== Listed entries ==
----------

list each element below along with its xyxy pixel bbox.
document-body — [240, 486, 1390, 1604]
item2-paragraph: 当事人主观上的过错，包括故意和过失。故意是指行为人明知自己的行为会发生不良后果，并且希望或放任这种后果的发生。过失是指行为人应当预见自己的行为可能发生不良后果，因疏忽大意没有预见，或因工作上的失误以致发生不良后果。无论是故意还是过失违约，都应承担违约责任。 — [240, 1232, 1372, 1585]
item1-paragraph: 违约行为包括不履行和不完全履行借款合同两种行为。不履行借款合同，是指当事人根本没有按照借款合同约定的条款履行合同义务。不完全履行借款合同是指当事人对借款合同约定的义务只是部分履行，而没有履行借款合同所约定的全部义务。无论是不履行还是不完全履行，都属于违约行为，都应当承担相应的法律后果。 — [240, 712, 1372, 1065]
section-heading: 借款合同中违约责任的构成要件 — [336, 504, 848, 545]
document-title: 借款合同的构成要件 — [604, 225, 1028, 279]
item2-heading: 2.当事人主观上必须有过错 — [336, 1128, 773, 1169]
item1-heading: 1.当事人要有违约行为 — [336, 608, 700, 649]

----------

== Problem details ==
Convert the entry above into a JSON array of strings with one string per line, omitting any blank lines.

== Written answer ==
[
  "list each element below along with its xyxy pixel bbox.",
  "document-body — [240, 486, 1390, 1604]",
  "item2-paragraph: 当事人主观上的过错，包括故意和过失。故意是指行为人明知自己的行为会发生不良后果，并且希望或放任这种后果的发生。过失是指行为人应当预见自己的行为可能发生不良后果，因疏忽大意没有预见，或因工作上的失误以致发生不良后果。无论是故意还是过失违约，都应承担违约责任。 — [240, 1232, 1372, 1585]",
  "item1-paragraph: 违约行为包括不履行和不完全履行借款合同两种行为。不履行借款合同，是指当事人根本没有按照借款合同约定的条款履行合同义务。不完全履行借款合同是指当事人对借款合同约定的义务只是部分履行，而没有履行借款合同所约定的全部义务。无论是不履行还是不完全履行，都属于违约行为，都应当承担相应的法律后果。 — [240, 712, 1372, 1065]",
  "section-heading: 借款合同中违约责任的构成要件 — [336, 504, 848, 545]",
  "document-title: 借款合同的构成要件 — [604, 225, 1028, 279]",
  "item2-heading: 2.当事人主观上必须有过错 — [336, 1128, 773, 1169]",
  "item1-heading: 1.当事人要有违约行为 — [336, 608, 700, 649]"
]